### WHAT THE TASK ASKS
Write out the material exactly, with the pictures left out.

### RECORDED INFORMATION
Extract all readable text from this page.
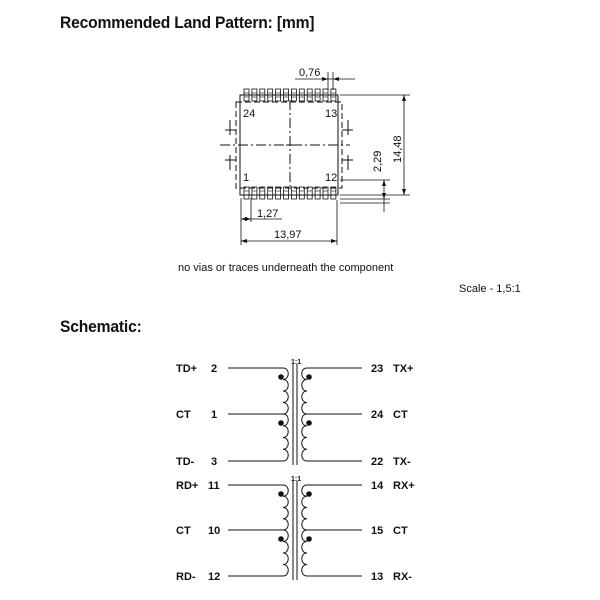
Recommended Land Pattern: [mm]
Schematic:
no vias or traces underneath the component
Scale - 1,5:1
24	13
1	12
0,76
1,27
13,97
14,48
2,29
TD+ 2
CT 1
TD- 3
23 TX+
24 CT
22 TX-
1:1
RD+ 11
CT 10
RD- 12
14 RX+
15 CT
13 RX-
1:1
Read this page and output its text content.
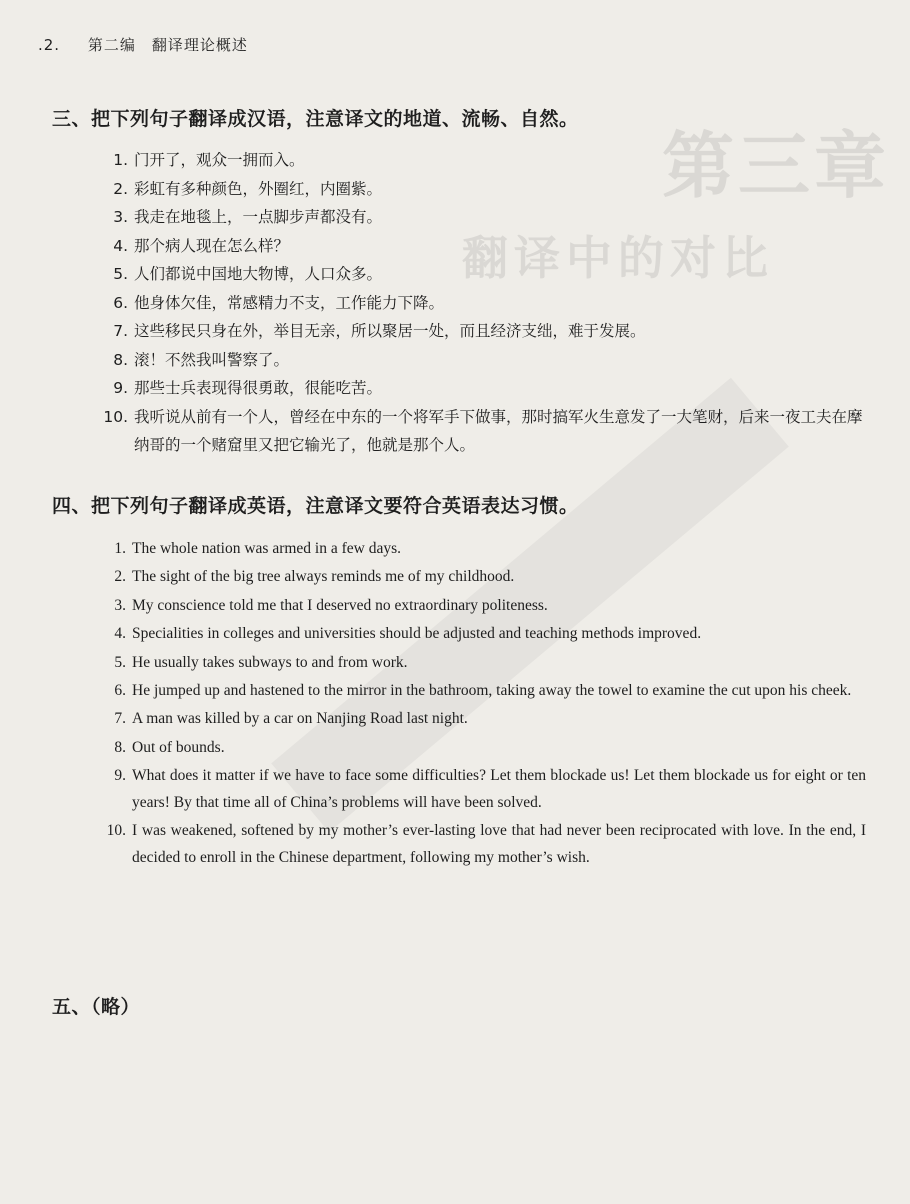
第三章
翻译中的对比
.2. 第二编　翻译理论概述
三、把下列句子翻译成汉语，注意译文的地道、流畅、自然。
1. 门开了，观众一拥而入。
2. 彩虹有多种颜色，外圈红，内圈紫。
3. 我走在地毯上，一点脚步声都没有。
4. 那个病人现在怎么样？
5. 人们都说中国地大物博，人口众多。
6. 他身体欠佳，常感精力不支，工作能力下降。
7. 这些移民只身在外，举目无亲，所以聚居一处，而且经济支绌，难于发展。
8. 滚！不然我叫警察了。
9. 那些士兵表现得很勇敢，很能吃苦。
10. 我听说从前有一个人，曾经在中东的一个将军手下做事，那时搞军火生意发了一大笔财，后来一夜工夫在摩纳哥的一个赌窟里又把它输光了，他就是那个人。
四、把下列句子翻译成英语，注意译文要符合英语表达习惯。
1. The whole nation was armed in a few days.
2. The sight of the big tree always reminds me of my childhood.
3. My conscience told me that I deserved no extraordinary politeness.
4. Specialities in colleges and universities should be adjusted and teaching methods improved.
5. He usually takes subways to and from work.
6. He jumped up and hastened to the mirror in the bathroom, taking away the towel to examine the cut upon his cheek.
7. A man was killed by a car on Nanjing Road last night.
8. Out of bounds.
9. What does it matter if we have to face some difficulties? Let them blockade us! Let them blockade us for eight or ten years! By that time all of China’s problems will have been solved.
10. I was weakened, softened by my mother’s ever-lasting love that had never been reciprocated with love. In the end, I decided to enroll in the Chinese department, following my mother’s wish.
五、（略）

### FULL ANSWER
Extract all readable text from this page.
Recommended Land Pattern: [mm]
Schematic:
no vias or traces underneath the component
Scale - 1,5:1
24	13
1	12
0,76
1,27
13,97
14,48
2,29
TD+ 2
CT 1
TD- 3
23 TX+
24 CT
22 TX-
1:1
RD+ 11
CT 10
RD- 12
14 RX+
15 CT
13 RX-
1:1
Read this page and output its text content.
第三章
翻译中的对比
.2. 第二编　翻译理论概述
三、把下列句子翻译成汉语，注意译文的地道、流畅、自然。
1. 门开了，观众一拥而入。
2. 彩虹有多种颜色，外圈红，内圈紫。
3. 我走在地毯上，一点脚步声都没有。
4. 那个病人现在怎么样？
5. 人们都说中国地大物博，人口众多。
6. 他身体欠佳，常感精力不支，工作能力下降。
7. 这些移民只身在外，举目无亲，所以聚居一处，而且经济支绌，难于发展。
8. 滚！不然我叫警察了。
9. 那些士兵表现得很勇敢，很能吃苦。
10. 我听说从前有一个人，曾经在中东的一个将军手下做事，那时搞军火生意发了一大笔财，后来一夜工夫在摩纳哥的一个赌窟里又把它输光了，他就是那个人。
四、把下列句子翻译成英语，注意译文要符合英语表达习惯。
1. The whole nation was armed in a few days.
2. The sight of the big tree always reminds me of my childhood.
3. My conscience told me that I deserved no extraordinary politeness.
4. Specialities in colleges and universities should be adjusted and teaching methods improved.
5. He usually takes subways to and from work.
6. He jumped up and hastened to the mirror in the bathroom, taking away the towel to examine the cut upon his cheek.
7. A man was killed by a car on Nanjing Road last night.
8. Out of bounds.
9. What does it matter if we have to face some difficulties? Let them blockade us! Let them blockade us for eight or ten years! By that time all of China’s problems will have been solved.
10. I was weakened, softened by my mother’s ever-lasting love that had never been reciprocated with love. In the end, I decided to enroll in the Chinese department, following my mother’s wish.
五、（略）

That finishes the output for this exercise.